* **Directions for this task**
Pictures do not belong in the copy; restate the records below word for word.

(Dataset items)
● ● ●

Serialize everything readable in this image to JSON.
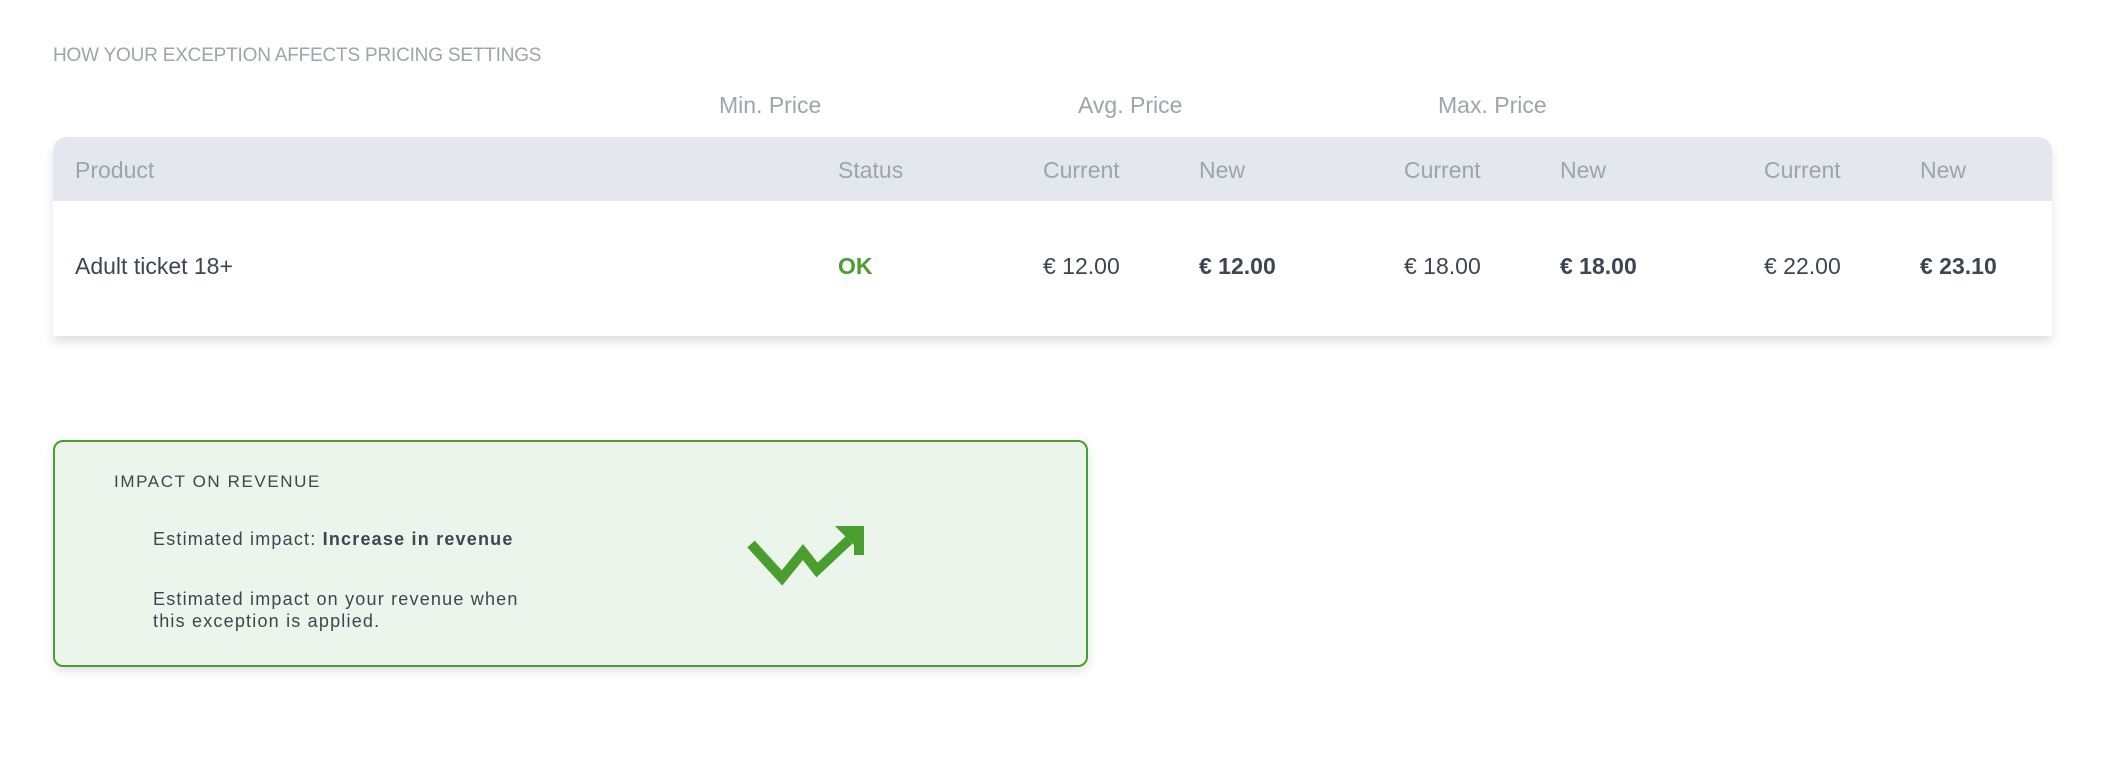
{
  "section_title": "HOW YOUR EXCEPTION AFFECTS PRICING SETTINGS",
  "groups": [
    "Min. Price",
    "Avg. Price",
    "Max. Price"
  ],
  "columns": {
    "product": "Product",
    "status": "Status",
    "current": "Current",
    "new": "New"
  },
  "rows": [
    {
      "product": "Adult ticket 18+",
      "status": "OK",
      "min_current": "€ 12.00",
      "min_new": "€ 12.00",
      "avg_current": "€ 18.00",
      "avg_new": "€ 18.00",
      "max_current": "€ 22.00",
      "max_new": "€ 23.10"
    }
  ],
  "impact": {
    "title": "IMPACT ON REVENUE",
    "estimate_label": "Estimated impact: ",
    "estimate_value": "Increase in revenue",
    "description": "Estimated impact on your revenue when this exception is applied.",
    "icon": "trending-up-icon"
  },
  "colors": {
    "success": "#4a9e2f",
    "impact_bg": "#ecf5eb",
    "header_bg": "#e4e8ee",
    "text": "#3c4650",
    "muted": "#9ba6a9"
  }
}
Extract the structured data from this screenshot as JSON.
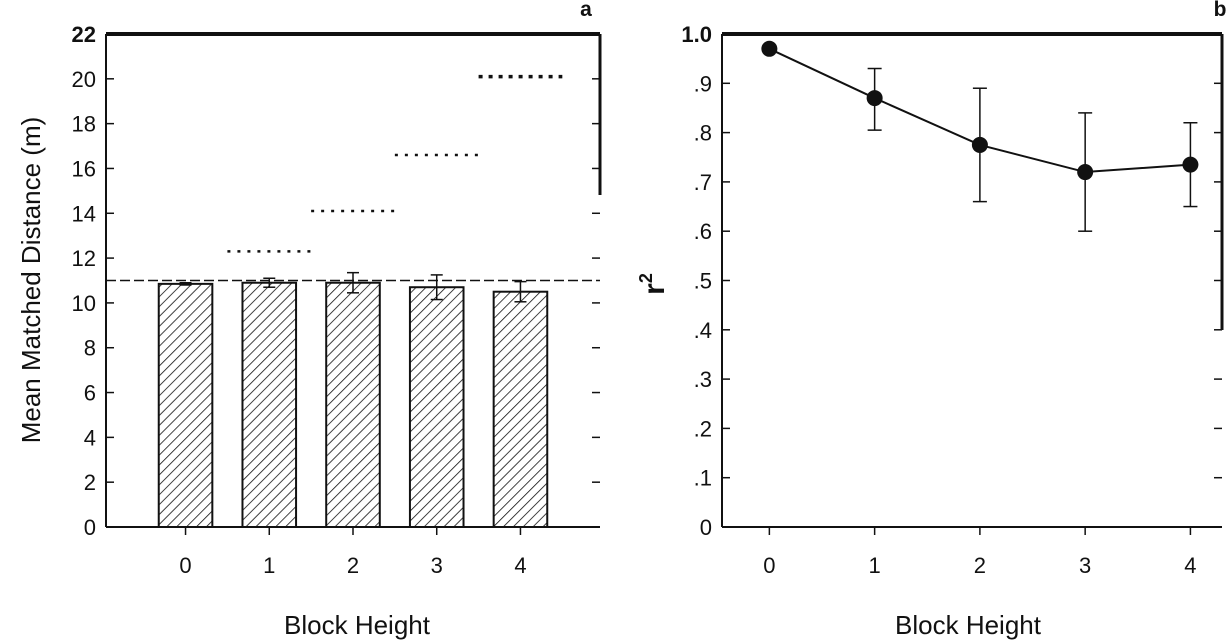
{
  "chart_data": [
    {
      "panel_label": "a",
      "type": "bar",
      "xlabel": "Block Height",
      "ylabel": "Mean Matched Distance (m)",
      "categories": [
        "0",
        "1",
        "2",
        "3",
        "4"
      ],
      "values": [
        10.85,
        10.9,
        10.9,
        10.7,
        10.5
      ],
      "error": [
        0.05,
        0.2,
        0.45,
        0.55,
        0.45
      ],
      "ylim": [
        0,
        22
      ],
      "yticks": [
        "0",
        "2",
        "4",
        "6",
        "8",
        "10",
        "12",
        "14",
        "16",
        "18",
        "20",
        "22"
      ],
      "reference_line": 11,
      "dotted_levels": [
        {
          "x_from": 0.5,
          "x_to": 1.5,
          "y": 12.3
        },
        {
          "x_from": 1.5,
          "x_to": 2.5,
          "y": 14.1
        },
        {
          "x_from": 2.5,
          "x_to": 3.5,
          "y": 16.6
        },
        {
          "x_from": 3.5,
          "x_to": 4.5,
          "y": 20.1
        }
      ],
      "bar_pattern": "diagonal-hatch"
    },
    {
      "panel_label": "b",
      "type": "line",
      "xlabel": "Block Height",
      "ylabel_main": "r",
      "ylabel_sup": "2",
      "x": [
        0,
        1,
        2,
        3,
        4
      ],
      "y": [
        0.97,
        0.87,
        0.775,
        0.72,
        0.735
      ],
      "err_upper": [
        0.97,
        0.93,
        0.89,
        0.84,
        0.82
      ],
      "err_lower": [
        0.97,
        0.805,
        0.66,
        0.6,
        0.65
      ],
      "xticks": [
        "0",
        "1",
        "2",
        "3",
        "4"
      ],
      "ylim": [
        0,
        1.0
      ],
      "yticks": [
        "0",
        ".1",
        ".2",
        ".3",
        ".4",
        ".5",
        ".6",
        ".7",
        ".8",
        ".9",
        "1.0"
      ]
    }
  ]
}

● ● ●

* **The result**
Serialize everything readable in this image to JSON.
{
  "section_title": "HOW YOUR EXCEPTION AFFECTS PRICING SETTINGS",
  "groups": [
    "Min. Price",
    "Avg. Price",
    "Max. Price"
  ],
  "columns": {
    "product": "Product",
    "status": "Status",
    "current": "Current",
    "new": "New"
  },
  "rows": [
    {
      "product": "Adult ticket 18+",
      "status": "OK",
      "min_current": "€ 12.00",
      "min_new": "€ 12.00",
      "avg_current": "€ 18.00",
      "avg_new": "€ 18.00",
      "max_current": "€ 22.00",
      "max_new": "€ 23.10"
    }
  ],
  "impact": {
    "title": "IMPACT ON REVENUE",
    "estimate_label": "Estimated impact: ",
    "estimate_value": "Increase in revenue",
    "description": "Estimated impact on your revenue when this exception is applied.",
    "icon": "trending-up-icon"
  },
  "colors": {
    "success": "#4a9e2f",
    "impact_bg": "#ecf5eb",
    "header_bg": "#e4e8ee",
    "text": "#3c4650",
    "muted": "#9ba6a9"
  }
}
Extract the structured data from this screenshot as JSON.
{
  "chart_data": [
    {
      "panel_label": "a",
      "type": "bar",
      "xlabel": "Block Height",
      "ylabel": "Mean Matched Distance (m)",
      "categories": [
        "0",
        "1",
        "2",
        "3",
        "4"
      ],
      "values": [
        10.85,
        10.9,
        10.9,
        10.7,
        10.5
      ],
      "error": [
        0.05,
        0.2,
        0.45,
        0.55,
        0.45
      ],
      "ylim": [
        0,
        22
      ],
      "yticks": [
        "0",
        "2",
        "4",
        "6",
        "8",
        "10",
        "12",
        "14",
        "16",
        "18",
        "20",
        "22"
      ],
      "reference_line": 11,
      "dotted_levels": [
        {
          "x_from": 0.5,
          "x_to": 1.5,
          "y": 12.3
        },
        {
          "x_from": 1.5,
          "x_to": 2.5,
          "y": 14.1
        },
        {
          "x_from": 2.5,
          "x_to": 3.5,
          "y": 16.6
        },
        {
          "x_from": 3.5,
          "x_to": 4.5,
          "y": 20.1
        }
      ],
      "bar_pattern": "diagonal-hatch"
    },
    {
      "panel_label": "b",
      "type": "line",
      "xlabel": "Block Height",
      "ylabel_main": "r",
      "ylabel_sup": "2",
      "x": [
        0,
        1,
        2,
        3,
        4
      ],
      "y": [
        0.97,
        0.87,
        0.775,
        0.72,
        0.735
      ],
      "err_upper": [
        0.97,
        0.93,
        0.89,
        0.84,
        0.82
      ],
      "err_lower": [
        0.97,
        0.805,
        0.66,
        0.6,
        0.65
      ],
      "xticks": [
        "0",
        "1",
        "2",
        "3",
        "4"
      ],
      "ylim": [
        0,
        1.0
      ],
      "yticks": [
        "0",
        ".1",
        ".2",
        ".3",
        ".4",
        ".5",
        ".6",
        ".7",
        ".8",
        ".9",
        "1.0"
      ]
    }
  ]
}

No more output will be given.